GIVEN PROBLEM: Look through the material below and give the number of lines holding "color", with no other words.

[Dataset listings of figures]
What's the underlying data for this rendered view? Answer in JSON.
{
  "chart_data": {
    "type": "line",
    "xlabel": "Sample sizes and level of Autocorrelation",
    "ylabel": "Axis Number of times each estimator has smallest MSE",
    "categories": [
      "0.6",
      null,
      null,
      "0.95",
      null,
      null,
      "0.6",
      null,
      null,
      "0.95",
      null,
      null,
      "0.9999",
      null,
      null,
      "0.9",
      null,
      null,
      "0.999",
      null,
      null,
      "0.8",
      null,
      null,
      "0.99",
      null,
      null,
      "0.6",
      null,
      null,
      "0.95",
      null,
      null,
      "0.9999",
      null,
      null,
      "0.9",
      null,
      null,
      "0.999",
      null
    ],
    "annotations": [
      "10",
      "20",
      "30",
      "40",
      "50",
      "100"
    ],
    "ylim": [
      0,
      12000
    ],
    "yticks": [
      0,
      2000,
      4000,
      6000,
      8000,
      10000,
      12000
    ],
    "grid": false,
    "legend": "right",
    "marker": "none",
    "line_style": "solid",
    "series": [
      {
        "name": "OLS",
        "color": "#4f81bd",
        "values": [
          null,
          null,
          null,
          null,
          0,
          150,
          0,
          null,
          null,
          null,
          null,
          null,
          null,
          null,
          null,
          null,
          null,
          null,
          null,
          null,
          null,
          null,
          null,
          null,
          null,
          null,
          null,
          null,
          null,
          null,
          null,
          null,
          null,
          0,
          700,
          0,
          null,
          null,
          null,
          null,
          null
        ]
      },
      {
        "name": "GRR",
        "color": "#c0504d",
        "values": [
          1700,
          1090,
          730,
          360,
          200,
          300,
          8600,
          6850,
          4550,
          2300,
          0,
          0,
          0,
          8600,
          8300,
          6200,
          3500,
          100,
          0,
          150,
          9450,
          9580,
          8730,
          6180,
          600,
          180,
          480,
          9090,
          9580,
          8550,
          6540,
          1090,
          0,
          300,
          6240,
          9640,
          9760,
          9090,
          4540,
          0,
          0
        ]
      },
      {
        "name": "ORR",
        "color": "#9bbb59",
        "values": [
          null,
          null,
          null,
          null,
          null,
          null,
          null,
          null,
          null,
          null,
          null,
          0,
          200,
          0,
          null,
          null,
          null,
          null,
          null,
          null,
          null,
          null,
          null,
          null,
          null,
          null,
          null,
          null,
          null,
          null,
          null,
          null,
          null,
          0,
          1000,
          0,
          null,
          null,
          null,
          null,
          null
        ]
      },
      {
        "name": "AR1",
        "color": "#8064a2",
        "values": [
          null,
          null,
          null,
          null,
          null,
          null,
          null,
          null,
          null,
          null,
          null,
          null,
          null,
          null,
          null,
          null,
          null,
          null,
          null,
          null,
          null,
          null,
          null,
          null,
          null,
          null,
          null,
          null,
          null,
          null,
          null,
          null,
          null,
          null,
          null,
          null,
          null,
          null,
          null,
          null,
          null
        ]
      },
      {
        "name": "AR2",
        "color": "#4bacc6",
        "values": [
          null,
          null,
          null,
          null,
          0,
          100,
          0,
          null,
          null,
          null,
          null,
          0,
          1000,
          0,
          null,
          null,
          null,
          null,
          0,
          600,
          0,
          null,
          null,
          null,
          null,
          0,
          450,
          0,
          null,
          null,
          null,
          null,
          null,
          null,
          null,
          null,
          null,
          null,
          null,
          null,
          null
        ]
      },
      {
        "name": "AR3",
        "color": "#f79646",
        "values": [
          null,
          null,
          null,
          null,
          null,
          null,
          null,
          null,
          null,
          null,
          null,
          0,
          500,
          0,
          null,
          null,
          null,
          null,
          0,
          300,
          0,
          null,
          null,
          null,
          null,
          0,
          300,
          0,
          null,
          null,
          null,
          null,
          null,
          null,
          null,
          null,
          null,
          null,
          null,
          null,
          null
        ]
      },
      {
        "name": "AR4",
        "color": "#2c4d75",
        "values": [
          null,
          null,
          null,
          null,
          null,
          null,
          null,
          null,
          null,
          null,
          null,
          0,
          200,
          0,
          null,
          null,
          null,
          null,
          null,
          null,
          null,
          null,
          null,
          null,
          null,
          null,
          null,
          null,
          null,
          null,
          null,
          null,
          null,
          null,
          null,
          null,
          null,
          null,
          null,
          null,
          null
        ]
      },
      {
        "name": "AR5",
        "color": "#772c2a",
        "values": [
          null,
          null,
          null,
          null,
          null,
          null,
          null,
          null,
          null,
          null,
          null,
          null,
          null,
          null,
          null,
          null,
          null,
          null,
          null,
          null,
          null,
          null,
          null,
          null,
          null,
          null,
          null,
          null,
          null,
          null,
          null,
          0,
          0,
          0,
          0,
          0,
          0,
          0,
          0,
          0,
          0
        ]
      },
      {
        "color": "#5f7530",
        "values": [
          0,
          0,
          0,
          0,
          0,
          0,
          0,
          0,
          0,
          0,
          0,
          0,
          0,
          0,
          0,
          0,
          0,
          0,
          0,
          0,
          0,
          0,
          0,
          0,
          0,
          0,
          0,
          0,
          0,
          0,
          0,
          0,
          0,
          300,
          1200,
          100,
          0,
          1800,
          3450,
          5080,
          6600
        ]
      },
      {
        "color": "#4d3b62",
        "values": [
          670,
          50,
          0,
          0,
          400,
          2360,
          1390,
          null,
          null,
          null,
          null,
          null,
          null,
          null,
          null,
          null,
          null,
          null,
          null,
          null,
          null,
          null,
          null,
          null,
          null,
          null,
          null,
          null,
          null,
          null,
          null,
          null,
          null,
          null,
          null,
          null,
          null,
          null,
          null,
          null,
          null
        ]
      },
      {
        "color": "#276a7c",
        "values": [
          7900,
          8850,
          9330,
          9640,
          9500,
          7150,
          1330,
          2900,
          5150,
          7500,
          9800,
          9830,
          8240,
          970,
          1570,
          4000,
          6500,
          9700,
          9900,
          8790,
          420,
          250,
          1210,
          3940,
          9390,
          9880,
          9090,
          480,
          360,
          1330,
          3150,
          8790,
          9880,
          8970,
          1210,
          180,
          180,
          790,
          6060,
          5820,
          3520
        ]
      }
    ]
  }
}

RESULT: 11